### To do
In the following material, identify every line holding the string "kind" and return it.

START Data section

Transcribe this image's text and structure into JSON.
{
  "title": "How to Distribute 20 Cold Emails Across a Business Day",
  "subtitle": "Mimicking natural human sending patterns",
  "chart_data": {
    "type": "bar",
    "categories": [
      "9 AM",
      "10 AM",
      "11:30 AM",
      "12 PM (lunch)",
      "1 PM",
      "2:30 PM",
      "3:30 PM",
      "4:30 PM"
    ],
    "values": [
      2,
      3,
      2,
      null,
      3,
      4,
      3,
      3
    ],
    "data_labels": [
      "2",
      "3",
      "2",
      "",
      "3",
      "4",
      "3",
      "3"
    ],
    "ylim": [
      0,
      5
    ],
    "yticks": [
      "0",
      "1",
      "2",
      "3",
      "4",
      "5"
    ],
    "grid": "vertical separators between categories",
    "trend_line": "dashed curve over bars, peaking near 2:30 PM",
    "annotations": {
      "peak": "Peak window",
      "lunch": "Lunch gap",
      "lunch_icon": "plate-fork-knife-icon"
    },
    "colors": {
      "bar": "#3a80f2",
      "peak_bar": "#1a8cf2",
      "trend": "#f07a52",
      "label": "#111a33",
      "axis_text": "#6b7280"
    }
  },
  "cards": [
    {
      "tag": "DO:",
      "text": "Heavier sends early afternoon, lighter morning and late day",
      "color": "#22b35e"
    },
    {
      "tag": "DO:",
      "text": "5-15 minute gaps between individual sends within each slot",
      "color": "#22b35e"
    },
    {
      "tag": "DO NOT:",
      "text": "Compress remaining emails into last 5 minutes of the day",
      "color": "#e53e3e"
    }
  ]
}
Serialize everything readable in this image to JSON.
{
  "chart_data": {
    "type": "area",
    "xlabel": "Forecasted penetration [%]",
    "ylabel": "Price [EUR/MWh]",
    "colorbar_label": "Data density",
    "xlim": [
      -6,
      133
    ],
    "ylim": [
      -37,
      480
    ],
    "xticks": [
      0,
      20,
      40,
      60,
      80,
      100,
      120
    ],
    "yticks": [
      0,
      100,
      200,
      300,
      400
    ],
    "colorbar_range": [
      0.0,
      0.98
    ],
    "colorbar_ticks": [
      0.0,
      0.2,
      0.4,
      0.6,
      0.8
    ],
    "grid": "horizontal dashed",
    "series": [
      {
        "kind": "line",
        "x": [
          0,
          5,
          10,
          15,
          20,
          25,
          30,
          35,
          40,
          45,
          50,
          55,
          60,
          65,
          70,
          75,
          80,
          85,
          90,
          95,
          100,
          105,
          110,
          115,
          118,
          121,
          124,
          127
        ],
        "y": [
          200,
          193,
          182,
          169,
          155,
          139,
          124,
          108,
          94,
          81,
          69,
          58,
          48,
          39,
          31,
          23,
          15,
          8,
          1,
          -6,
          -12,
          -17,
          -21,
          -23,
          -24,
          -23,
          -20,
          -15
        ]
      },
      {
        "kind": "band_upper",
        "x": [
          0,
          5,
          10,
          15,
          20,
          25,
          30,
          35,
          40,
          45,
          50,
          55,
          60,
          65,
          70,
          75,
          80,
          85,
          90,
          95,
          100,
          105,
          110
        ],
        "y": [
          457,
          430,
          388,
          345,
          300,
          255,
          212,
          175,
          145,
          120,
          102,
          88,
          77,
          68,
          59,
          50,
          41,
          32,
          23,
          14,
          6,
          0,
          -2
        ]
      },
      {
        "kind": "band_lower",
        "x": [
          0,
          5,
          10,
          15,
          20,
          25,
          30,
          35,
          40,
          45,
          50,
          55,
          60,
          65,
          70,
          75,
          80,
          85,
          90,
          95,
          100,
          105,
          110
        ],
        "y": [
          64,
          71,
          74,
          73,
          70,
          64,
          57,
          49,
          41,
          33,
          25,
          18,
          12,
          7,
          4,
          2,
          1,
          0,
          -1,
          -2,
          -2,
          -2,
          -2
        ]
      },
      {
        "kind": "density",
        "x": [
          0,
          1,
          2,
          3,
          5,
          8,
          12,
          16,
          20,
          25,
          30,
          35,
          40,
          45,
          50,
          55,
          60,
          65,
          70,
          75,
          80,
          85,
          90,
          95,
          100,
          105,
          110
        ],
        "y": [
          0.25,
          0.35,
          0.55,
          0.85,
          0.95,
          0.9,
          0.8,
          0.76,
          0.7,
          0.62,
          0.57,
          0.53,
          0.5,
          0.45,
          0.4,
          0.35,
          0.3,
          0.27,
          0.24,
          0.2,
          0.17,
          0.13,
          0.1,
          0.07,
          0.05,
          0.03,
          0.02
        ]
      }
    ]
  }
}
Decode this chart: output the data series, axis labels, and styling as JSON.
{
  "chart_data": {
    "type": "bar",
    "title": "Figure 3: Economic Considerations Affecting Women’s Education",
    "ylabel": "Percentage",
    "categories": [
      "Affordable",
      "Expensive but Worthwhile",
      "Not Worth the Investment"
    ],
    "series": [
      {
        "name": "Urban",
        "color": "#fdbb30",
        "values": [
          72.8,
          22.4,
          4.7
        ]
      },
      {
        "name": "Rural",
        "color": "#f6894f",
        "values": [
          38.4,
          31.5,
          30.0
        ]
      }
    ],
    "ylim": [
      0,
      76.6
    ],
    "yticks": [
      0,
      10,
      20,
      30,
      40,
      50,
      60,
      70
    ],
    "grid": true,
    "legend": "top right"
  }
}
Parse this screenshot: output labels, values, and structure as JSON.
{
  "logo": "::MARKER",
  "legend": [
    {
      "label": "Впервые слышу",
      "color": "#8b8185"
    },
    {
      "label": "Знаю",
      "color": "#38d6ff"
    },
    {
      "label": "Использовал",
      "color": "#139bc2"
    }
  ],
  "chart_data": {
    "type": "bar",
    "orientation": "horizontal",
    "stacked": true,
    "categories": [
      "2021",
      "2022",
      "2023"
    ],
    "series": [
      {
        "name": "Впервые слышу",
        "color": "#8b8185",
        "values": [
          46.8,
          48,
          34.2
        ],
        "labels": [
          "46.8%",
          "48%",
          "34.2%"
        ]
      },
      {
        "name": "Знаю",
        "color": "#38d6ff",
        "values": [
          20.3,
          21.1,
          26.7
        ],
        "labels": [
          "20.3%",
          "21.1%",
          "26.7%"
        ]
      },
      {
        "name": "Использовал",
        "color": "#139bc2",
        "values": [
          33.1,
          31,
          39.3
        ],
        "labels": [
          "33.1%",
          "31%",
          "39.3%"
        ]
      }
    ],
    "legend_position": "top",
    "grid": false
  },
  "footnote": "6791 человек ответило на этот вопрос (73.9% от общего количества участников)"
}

END Data section

### Result
        "kind": "line",
        "kind": "band_upper",
        "kind": "band_lower",
        "kind": "density",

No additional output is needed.